Here are some records; return them all exactly.

%%

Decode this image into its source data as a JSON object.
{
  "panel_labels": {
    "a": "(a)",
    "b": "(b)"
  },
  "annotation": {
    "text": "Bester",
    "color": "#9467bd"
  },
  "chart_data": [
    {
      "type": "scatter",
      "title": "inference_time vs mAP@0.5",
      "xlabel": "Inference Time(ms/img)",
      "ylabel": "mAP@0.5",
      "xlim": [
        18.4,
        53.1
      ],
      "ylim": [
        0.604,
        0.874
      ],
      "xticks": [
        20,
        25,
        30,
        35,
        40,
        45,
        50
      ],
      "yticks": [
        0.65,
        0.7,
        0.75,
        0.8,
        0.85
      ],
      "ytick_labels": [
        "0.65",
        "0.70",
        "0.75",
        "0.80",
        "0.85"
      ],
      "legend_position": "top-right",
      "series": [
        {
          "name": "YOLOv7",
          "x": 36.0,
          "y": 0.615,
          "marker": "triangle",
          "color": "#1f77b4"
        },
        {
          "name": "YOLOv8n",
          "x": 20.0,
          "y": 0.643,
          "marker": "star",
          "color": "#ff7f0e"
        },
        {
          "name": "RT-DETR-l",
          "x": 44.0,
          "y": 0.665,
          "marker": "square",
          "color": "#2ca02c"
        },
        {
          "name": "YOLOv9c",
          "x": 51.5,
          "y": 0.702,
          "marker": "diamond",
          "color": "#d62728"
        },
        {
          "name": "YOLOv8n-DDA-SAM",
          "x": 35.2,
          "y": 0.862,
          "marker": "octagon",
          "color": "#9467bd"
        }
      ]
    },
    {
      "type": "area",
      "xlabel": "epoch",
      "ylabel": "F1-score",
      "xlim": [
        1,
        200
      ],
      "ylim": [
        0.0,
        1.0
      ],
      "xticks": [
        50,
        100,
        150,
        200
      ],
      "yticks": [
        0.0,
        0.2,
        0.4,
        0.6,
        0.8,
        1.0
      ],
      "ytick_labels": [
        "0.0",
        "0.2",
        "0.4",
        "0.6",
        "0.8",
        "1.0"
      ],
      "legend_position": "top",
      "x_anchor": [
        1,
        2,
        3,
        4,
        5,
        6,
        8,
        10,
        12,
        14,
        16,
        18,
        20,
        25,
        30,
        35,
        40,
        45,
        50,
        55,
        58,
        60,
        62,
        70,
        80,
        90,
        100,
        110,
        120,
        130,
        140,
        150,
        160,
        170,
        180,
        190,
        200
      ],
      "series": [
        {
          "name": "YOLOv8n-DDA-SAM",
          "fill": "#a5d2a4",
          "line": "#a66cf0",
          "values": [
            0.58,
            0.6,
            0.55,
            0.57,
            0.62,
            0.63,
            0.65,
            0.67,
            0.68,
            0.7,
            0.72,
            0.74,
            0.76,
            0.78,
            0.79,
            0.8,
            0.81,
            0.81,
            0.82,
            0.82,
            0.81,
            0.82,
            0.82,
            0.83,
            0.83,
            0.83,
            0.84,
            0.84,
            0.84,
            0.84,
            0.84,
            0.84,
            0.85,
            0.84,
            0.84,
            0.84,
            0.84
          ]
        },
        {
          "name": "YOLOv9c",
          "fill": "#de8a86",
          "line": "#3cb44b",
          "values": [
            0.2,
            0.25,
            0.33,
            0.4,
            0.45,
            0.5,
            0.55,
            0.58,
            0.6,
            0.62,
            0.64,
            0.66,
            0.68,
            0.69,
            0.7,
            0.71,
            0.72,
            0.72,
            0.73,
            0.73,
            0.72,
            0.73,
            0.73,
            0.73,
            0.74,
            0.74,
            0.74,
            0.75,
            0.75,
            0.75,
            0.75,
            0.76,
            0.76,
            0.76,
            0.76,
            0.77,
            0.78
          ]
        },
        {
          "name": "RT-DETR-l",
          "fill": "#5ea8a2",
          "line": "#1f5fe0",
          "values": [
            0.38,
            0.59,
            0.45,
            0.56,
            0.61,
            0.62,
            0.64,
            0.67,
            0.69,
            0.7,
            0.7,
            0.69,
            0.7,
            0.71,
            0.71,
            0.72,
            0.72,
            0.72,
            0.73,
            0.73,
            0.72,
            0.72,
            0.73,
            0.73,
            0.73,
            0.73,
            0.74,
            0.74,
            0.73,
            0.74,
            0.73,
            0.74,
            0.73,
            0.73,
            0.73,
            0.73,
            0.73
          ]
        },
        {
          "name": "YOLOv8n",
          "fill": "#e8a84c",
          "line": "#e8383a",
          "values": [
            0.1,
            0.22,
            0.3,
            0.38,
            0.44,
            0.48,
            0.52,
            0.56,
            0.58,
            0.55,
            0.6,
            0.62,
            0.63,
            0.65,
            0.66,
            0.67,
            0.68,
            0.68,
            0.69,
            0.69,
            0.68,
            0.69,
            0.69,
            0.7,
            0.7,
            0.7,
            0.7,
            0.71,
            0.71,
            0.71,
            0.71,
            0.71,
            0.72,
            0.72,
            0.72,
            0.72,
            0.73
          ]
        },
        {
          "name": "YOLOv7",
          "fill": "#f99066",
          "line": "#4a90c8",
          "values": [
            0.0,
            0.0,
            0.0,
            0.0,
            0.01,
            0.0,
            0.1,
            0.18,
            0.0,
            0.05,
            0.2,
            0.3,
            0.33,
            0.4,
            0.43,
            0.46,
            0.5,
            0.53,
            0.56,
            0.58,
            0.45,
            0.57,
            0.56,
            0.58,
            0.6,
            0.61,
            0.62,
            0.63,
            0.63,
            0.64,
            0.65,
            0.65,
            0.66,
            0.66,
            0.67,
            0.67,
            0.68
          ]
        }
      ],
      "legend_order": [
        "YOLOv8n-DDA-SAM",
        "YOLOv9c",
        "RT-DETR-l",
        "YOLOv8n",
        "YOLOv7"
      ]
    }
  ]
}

%%

- [Task answer]
Decode this image into its source data as a JSON object.
{
  "panel_labels": {
    "a": "(a)",
    "b": "(b)"
  },
  "annotation": {
    "text": "Bester",
    "color": "#9467bd"
  },
  "chart_data": [
    {
      "type": "scatter",
      "title": "inference_time vs mAP@0.5",
      "xlabel": "Inference Time(ms/img)",
      "ylabel": "mAP@0.5",
      "xlim": [
        18.4,
        53.1
      ],
      "ylim": [
        0.604,
        0.874
      ],
      "xticks": [
        20,
        25,
        30,
        35,
        40,
        45,
        50
      ],
      "yticks": [
        0.65,
        0.7,
        0.75,
        0.8,
        0.85
      ],
      "ytick_labels": [
        "0.65",
        "0.70",
        "0.75",
        "0.80",
        "0.85"
      ],
      "legend_position": "top-right",
      "series": [
        {
          "name": "YOLOv7",
          "x": 36.0,
          "y": 0.615,
          "marker": "triangle",
          "color": "#1f77b4"
        },
        {
          "name": "YOLOv8n",
          "x": 20.0,
          "y": 0.643,
          "marker": "star",
          "color": "#ff7f0e"
        },
        {
          "name": "RT-DETR-l",
          "x": 44.0,
          "y": 0.665,
          "marker": "square",
          "color": "#2ca02c"
        },
        {
          "name": "YOLOv9c",
          "x": 51.5,
          "y": 0.702,
          "marker": "diamond",
          "color": "#d62728"
        },
        {
          "name": "YOLOv8n-DDA-SAM",
          "x": 35.2,
          "y": 0.862,
          "marker": "octagon",
          "color": "#9467bd"
        }
      ]
    },
    {
      "type": "area",
      "xlabel": "epoch",
      "ylabel": "F1-score",
      "xlim": [
        1,
        200
      ],
      "ylim": [
        0.0,
        1.0
      ],
      "xticks": [
        50,
        100,
        150,
        200
      ],
      "yticks": [
        0.0,
        0.2,
        0.4,
        0.6,
        0.8,
        1.0
      ],
      "ytick_labels": [
        "0.0",
        "0.2",
        "0.4",
        "0.6",
        "0.8",
        "1.0"
      ],
      "legend_position": "top",
      "x_anchor": [
        1,
        2,
        3,
        4,
        5,
        6,
        8,
        10,
        12,
        14,
        16,
        18,
        20,
        25,
        30,
        35,
        40,
        45,
        50,
        55,
        58,
        60,
        62,
        70,
        80,
        90,
        100,
        110,
        120,
        130,
        140,
        150,
        160,
        170,
        180,
        190,
        200
      ],
      "series": [
        {
          "name": "YOLOv8n-DDA-SAM",
          "fill": "#a5d2a4",
          "line": "#a66cf0",
          "values": [
            0.58,
            0.6,
            0.55,
            0.57,
            0.62,
            0.63,
            0.65,
            0.67,
            0.68,
            0.7,
            0.72,
            0.74,
            0.76,
            0.78,
            0.79,
            0.8,
            0.81,
            0.81,
            0.82,
            0.82,
            0.81,
            0.82,
            0.82,
            0.83,
            0.83,
            0.83,
            0.84,
            0.84,
            0.84,
            0.84,
            0.84,
            0.84,
            0.85,
            0.84,
            0.84,
            0.84,
            0.84
          ]
        },
        {
          "name": "YOLOv9c",
          "fill": "#de8a86",
          "line": "#3cb44b",
          "values": [
            0.2,
            0.25,
            0.33,
            0.4,
            0.45,
            0.5,
            0.55,
            0.58,
            0.6,
            0.62,
            0.64,
            0.66,
            0.68,
            0.69,
            0.7,
            0.71,
            0.72,
            0.72,
            0.73,
            0.73,
            0.72,
            0.73,
            0.73,
            0.73,
            0.74,
            0.74,
            0.74,
            0.75,
            0.75,
            0.75,
            0.75,
            0.76,
            0.76,
            0.76,
            0.76,
            0.77,
            0.78
          ]
        },
        {
          "name": "RT-DETR-l",
          "fill": "#5ea8a2",
          "line": "#1f5fe0",
          "values": [
            0.38,
            0.59,
            0.45,
            0.56,
            0.61,
            0.62,
            0.64,
            0.67,
            0.69,
            0.7,
            0.7,
            0.69,
            0.7,
            0.71,
            0.71,
            0.72,
            0.72,
            0.72,
            0.73,
            0.73,
            0.72,
            0.72,
            0.73,
            0.73,
            0.73,
            0.73,
            0.74,
            0.74,
            0.73,
            0.74,
            0.73,
            0.74,
            0.73,
            0.73,
            0.73,
            0.73,
            0.73
          ]
        },
        {
          "name": "YOLOv8n",
          "fill": "#e8a84c",
          "line": "#e8383a",
          "values": [
            0.1,
            0.22,
            0.3,
            0.38,
            0.44,
            0.48,
            0.52,
            0.56,
            0.58,
            0.55,
            0.6,
            0.62,
            0.63,
            0.65,
            0.66,
            0.67,
            0.68,
            0.68,
            0.69,
            0.69,
            0.68,
            0.69,
            0.69,
            0.7,
            0.7,
            0.7,
            0.7,
            0.71,
            0.71,
            0.71,
            0.71,
            0.71,
            0.72,
            0.72,
            0.72,
            0.72,
            0.73
          ]
        },
        {
          "name": "YOLOv7",
          "fill": "#f99066",
          "line": "#4a90c8",
          "values": [
            0.0,
            0.0,
            0.0,
            0.0,
            0.01,
            0.0,
            0.1,
            0.18,
            0.0,
            0.05,
            0.2,
            0.3,
            0.33,
            0.4,
            0.43,
            0.46,
            0.5,
            0.53,
            0.56,
            0.58,
            0.45,
            0.57,
            0.56,
            0.58,
            0.6,
            0.61,
            0.62,
            0.63,
            0.63,
            0.64,
            0.65,
            0.65,
            0.66,
            0.66,
            0.67,
            0.67,
            0.68
          ]
        }
      ],
      "legend_order": [
        "YOLOv8n-DDA-SAM",
        "YOLOv9c",
        "RT-DETR-l",
        "YOLOv8n",
        "YOLOv7"
      ]
    }
  ]
}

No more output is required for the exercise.